TASK DETAILS: Copy all of the records below verbatim.

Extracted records
%%

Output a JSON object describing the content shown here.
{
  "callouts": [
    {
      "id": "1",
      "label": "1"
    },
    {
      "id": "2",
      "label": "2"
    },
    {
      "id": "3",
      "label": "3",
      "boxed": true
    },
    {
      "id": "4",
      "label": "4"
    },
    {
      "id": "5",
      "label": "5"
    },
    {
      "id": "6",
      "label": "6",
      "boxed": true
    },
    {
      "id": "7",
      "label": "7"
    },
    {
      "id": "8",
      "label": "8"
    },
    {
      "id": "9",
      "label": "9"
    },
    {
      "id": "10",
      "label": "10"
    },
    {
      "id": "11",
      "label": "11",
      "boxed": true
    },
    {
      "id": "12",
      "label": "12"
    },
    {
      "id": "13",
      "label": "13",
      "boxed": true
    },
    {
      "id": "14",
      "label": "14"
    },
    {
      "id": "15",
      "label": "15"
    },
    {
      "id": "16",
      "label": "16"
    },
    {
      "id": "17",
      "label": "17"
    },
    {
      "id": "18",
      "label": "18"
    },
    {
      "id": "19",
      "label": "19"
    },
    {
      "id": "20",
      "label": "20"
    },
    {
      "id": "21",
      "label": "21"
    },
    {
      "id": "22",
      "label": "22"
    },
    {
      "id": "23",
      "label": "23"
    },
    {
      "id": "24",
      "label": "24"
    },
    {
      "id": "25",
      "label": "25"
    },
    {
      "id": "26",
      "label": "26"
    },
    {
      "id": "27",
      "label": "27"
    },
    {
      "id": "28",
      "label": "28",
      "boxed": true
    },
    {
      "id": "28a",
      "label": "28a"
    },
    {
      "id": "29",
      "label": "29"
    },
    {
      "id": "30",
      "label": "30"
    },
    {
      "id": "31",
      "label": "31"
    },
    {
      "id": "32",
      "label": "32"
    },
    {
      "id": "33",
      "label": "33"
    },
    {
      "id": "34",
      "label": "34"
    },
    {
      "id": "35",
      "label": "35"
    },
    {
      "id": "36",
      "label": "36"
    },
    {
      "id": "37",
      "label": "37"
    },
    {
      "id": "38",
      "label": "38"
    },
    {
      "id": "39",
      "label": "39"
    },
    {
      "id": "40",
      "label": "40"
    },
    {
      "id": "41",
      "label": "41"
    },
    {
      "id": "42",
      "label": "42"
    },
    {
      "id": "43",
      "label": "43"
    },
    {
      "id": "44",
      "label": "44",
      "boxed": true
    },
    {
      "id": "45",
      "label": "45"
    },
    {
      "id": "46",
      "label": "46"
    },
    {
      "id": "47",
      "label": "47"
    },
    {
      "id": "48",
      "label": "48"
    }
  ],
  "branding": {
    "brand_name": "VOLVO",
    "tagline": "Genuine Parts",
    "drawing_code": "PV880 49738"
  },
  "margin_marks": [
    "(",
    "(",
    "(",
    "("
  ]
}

%%

REPLY TO THE EXERCISE:
Output a JSON object describing the content shown here.
{
  "callouts": [
    {
      "id": "1",
      "label": "1"
    },
    {
      "id": "2",
      "label": "2"
    },
    {
      "id": "3",
      "label": "3",
      "boxed": true
    },
    {
      "id": "4",
      "label": "4"
    },
    {
      "id": "5",
      "label": "5"
    },
    {
      "id": "6",
      "label": "6",
      "boxed": true
    },
    {
      "id": "7",
      "label": "7"
    },
    {
      "id": "8",
      "label": "8"
    },
    {
      "id": "9",
      "label": "9"
    },
    {
      "id": "10",
      "label": "10"
    },
    {
      "id": "11",
      "label": "11",
      "boxed": true
    },
    {
      "id": "12",
      "label": "12"
    },
    {
      "id": "13",
      "label": "13",
      "boxed": true
    },
    {
      "id": "14",
      "label": "14"
    },
    {
      "id": "15",
      "label": "15"
    },
    {
      "id": "16",
      "label": "16"
    },
    {
      "id": "17",
      "label": "17"
    },
    {
      "id": "18",
      "label": "18"
    },
    {
      "id": "19",
      "label": "19"
    },
    {
      "id": "20",
      "label": "20"
    },
    {
      "id": "21",
      "label": "21"
    },
    {
      "id": "22",
      "label": "22"
    },
    {
      "id": "23",
      "label": "23"
    },
    {
      "id": "24",
      "label": "24"
    },
    {
      "id": "25",
      "label": "25"
    },
    {
      "id": "26",
      "label": "26"
    },
    {
      "id": "27",
      "label": "27"
    },
    {
      "id": "28",
      "label": "28",
      "boxed": true
    },
    {
      "id": "28a",
      "label": "28a"
    },
    {
      "id": "29",
      "label": "29"
    },
    {
      "id": "30",
      "label": "30"
    },
    {
      "id": "31",
      "label": "31"
    },
    {
      "id": "32",
      "label": "32"
    },
    {
      "id": "33",
      "label": "33"
    },
    {
      "id": "34",
      "label": "34"
    },
    {
      "id": "35",
      "label": "35"
    },
    {
      "id": "36",
      "label": "36"
    },
    {
      "id": "37",
      "label": "37"
    },
    {
      "id": "38",
      "label": "38"
    },
    {
      "id": "39",
      "label": "39"
    },
    {
      "id": "40",
      "label": "40"
    },
    {
      "id": "41",
      "label": "41"
    },
    {
      "id": "42",
      "label": "42"
    },
    {
      "id": "43",
      "label": "43"
    },
    {
      "id": "44",
      "label": "44",
      "boxed": true
    },
    {
      "id": "45",
      "label": "45"
    },
    {
      "id": "46",
      "label": "46"
    },
    {
      "id": "47",
      "label": "47"
    },
    {
      "id": "48",
      "label": "48"
    }
  ],
  "branding": {
    "brand_name": "VOLVO",
    "tagline": "Genuine Parts",
    "drawing_code": "PV880 49738"
  },
  "margin_marks": [
    "(",
    "(",
    "(",
    "("
  ]
}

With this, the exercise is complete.